*DESCRIPTION OF THE TASK:* Repeat every line of the data exactly, but not the pictures.

*EXERCISE INPUTS:*
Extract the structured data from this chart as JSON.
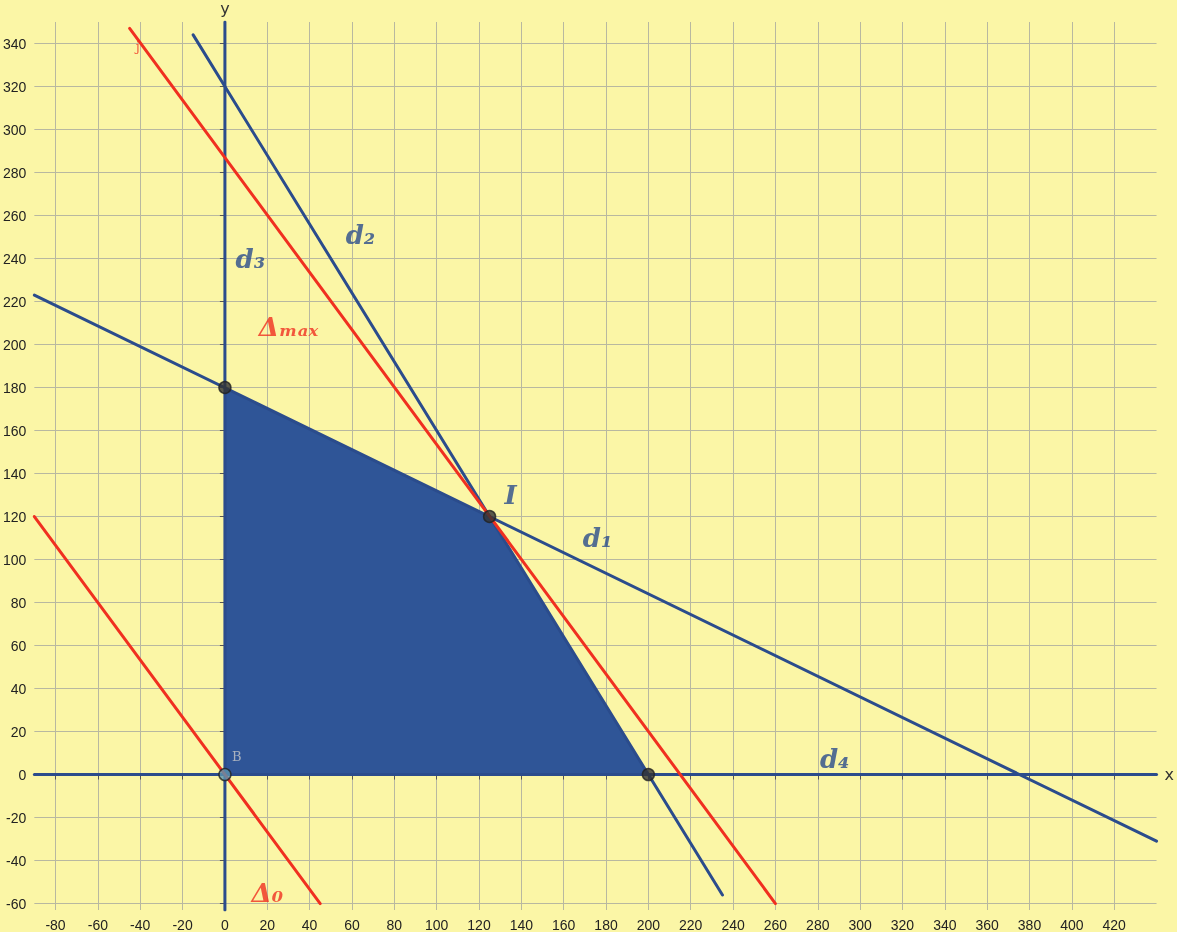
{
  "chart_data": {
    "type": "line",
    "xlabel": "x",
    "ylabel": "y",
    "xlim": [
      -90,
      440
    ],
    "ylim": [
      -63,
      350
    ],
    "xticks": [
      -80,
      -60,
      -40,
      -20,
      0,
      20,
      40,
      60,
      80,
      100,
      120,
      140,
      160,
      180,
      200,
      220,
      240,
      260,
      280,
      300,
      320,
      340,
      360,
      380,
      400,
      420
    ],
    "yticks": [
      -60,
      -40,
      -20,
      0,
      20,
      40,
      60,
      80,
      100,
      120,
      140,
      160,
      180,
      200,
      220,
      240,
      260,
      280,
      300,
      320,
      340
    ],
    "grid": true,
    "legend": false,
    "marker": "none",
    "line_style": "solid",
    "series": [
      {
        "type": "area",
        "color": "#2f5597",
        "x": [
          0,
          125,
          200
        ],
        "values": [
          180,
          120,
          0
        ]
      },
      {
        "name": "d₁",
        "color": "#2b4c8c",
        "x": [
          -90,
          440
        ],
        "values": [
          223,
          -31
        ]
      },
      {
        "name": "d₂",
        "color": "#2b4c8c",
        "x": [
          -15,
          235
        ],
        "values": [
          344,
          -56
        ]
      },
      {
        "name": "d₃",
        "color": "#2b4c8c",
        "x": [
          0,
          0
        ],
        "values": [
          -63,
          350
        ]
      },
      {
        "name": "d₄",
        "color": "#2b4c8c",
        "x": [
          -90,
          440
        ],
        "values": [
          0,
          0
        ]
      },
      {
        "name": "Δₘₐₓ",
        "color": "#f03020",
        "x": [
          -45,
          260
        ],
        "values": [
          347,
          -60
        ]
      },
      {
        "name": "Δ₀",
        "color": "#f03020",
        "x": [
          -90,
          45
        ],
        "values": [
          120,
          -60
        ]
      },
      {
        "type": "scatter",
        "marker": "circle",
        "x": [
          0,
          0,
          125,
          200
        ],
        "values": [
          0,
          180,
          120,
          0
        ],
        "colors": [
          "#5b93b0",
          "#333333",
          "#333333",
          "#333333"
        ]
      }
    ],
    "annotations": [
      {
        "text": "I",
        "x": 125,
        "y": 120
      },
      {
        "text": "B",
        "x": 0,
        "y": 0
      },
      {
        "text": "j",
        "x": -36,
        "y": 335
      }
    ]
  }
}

*SOLUTION:*
Extract the structured data from this chart as JSON.
{
  "chart_data": {
    "type": "line",
    "xlabel": "x",
    "ylabel": "y",
    "xlim": [
      -90,
      440
    ],
    "ylim": [
      -63,
      350
    ],
    "xticks": [
      -80,
      -60,
      -40,
      -20,
      0,
      20,
      40,
      60,
      80,
      100,
      120,
      140,
      160,
      180,
      200,
      220,
      240,
      260,
      280,
      300,
      320,
      340,
      360,
      380,
      400,
      420
    ],
    "yticks": [
      -60,
      -40,
      -20,
      0,
      20,
      40,
      60,
      80,
      100,
      120,
      140,
      160,
      180,
      200,
      220,
      240,
      260,
      280,
      300,
      320,
      340
    ],
    "grid": true,
    "legend": false,
    "marker": "none",
    "line_style": "solid",
    "series": [
      {
        "type": "area",
        "color": "#2f5597",
        "x": [
          0,
          125,
          200
        ],
        "values": [
          180,
          120,
          0
        ]
      },
      {
        "name": "d₁",
        "color": "#2b4c8c",
        "x": [
          -90,
          440
        ],
        "values": [
          223,
          -31
        ]
      },
      {
        "name": "d₂",
        "color": "#2b4c8c",
        "x": [
          -15,
          235
        ],
        "values": [
          344,
          -56
        ]
      },
      {
        "name": "d₃",
        "color": "#2b4c8c",
        "x": [
          0,
          0
        ],
        "values": [
          -63,
          350
        ]
      },
      {
        "name": "d₄",
        "color": "#2b4c8c",
        "x": [
          -90,
          440
        ],
        "values": [
          0,
          0
        ]
      },
      {
        "name": "Δₘₐₓ",
        "color": "#f03020",
        "x": [
          -45,
          260
        ],
        "values": [
          347,
          -60
        ]
      },
      {
        "name": "Δ₀",
        "color": "#f03020",
        "x": [
          -90,
          45
        ],
        "values": [
          120,
          -60
        ]
      },
      {
        "type": "scatter",
        "marker": "circle",
        "x": [
          0,
          0,
          125,
          200
        ],
        "values": [
          0,
          180,
          120,
          0
        ],
        "colors": [
          "#5b93b0",
          "#333333",
          "#333333",
          "#333333"
        ]
      }
    ],
    "annotations": [
      {
        "text": "I",
        "x": 125,
        "y": 120
      },
      {
        "text": "B",
        "x": 0,
        "y": 0
      },
      {
        "text": "j",
        "x": -36,
        "y": 335
      }
    ]
  }
}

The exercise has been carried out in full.